- Problem to work on: Identify the lines bearing the string "JSON" and gather them.

Figure content listings
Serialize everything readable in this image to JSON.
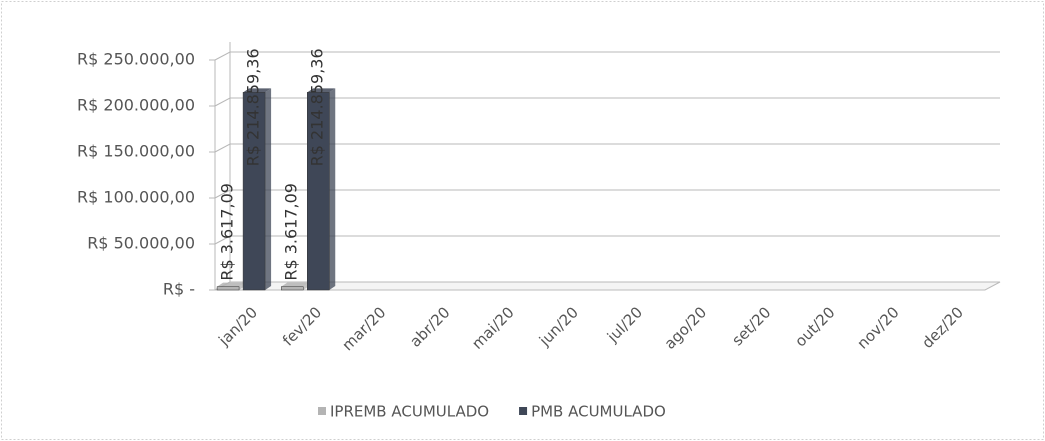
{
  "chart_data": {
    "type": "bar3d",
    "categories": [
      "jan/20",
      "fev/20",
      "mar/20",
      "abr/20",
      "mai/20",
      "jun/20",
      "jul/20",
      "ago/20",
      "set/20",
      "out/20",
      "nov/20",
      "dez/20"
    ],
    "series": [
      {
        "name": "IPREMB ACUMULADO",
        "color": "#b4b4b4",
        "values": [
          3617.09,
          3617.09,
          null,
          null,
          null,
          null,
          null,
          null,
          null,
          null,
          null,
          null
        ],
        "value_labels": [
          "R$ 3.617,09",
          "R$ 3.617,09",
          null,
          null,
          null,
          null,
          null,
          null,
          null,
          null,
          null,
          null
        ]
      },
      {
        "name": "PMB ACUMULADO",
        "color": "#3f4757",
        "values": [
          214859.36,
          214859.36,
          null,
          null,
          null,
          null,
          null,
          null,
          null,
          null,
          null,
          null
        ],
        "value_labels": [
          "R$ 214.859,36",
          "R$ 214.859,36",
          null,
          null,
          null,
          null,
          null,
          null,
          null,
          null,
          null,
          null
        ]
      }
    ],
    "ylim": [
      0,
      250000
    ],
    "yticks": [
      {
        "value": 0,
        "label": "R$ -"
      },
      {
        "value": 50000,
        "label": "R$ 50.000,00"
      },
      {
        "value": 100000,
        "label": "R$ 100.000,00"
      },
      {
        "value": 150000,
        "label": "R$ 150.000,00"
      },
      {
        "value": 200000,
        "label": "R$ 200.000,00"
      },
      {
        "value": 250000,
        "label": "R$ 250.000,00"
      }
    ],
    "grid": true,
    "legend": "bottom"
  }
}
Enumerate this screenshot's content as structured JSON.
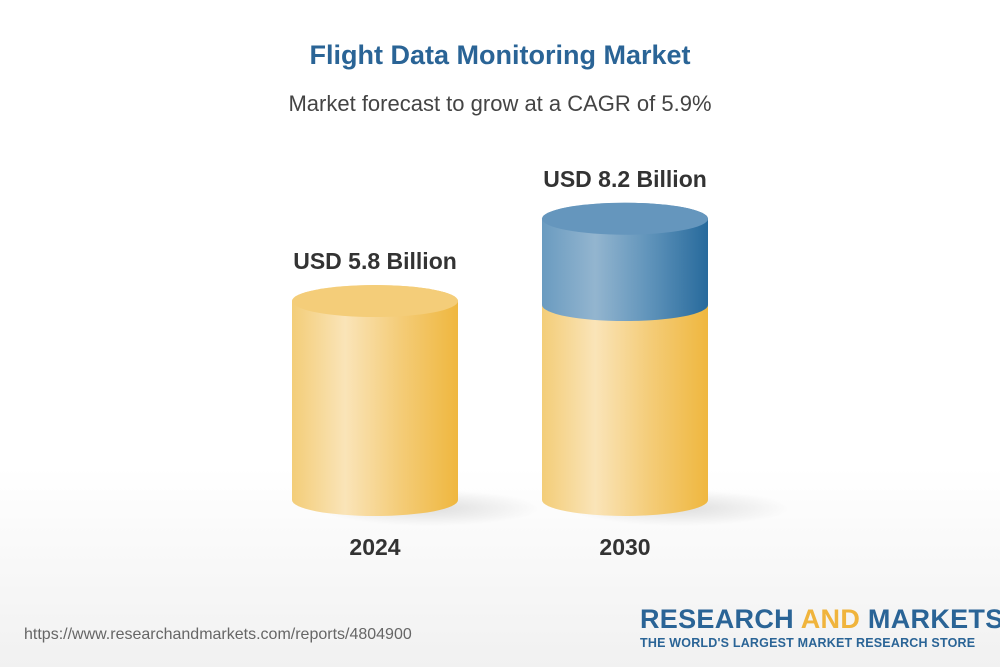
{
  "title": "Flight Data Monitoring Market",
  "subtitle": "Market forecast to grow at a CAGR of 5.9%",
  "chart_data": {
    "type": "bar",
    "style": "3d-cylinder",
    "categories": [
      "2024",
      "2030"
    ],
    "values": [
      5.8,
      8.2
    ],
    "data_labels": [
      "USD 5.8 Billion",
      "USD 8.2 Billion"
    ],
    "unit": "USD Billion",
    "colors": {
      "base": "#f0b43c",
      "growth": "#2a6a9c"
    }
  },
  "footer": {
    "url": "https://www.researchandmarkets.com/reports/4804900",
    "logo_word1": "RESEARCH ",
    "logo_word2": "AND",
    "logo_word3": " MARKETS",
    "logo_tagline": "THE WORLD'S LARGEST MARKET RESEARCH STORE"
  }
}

- Output for this exercise:
Serialize everything readable in this image to JSON.
Enumerate this screenshot's content as structured JSON.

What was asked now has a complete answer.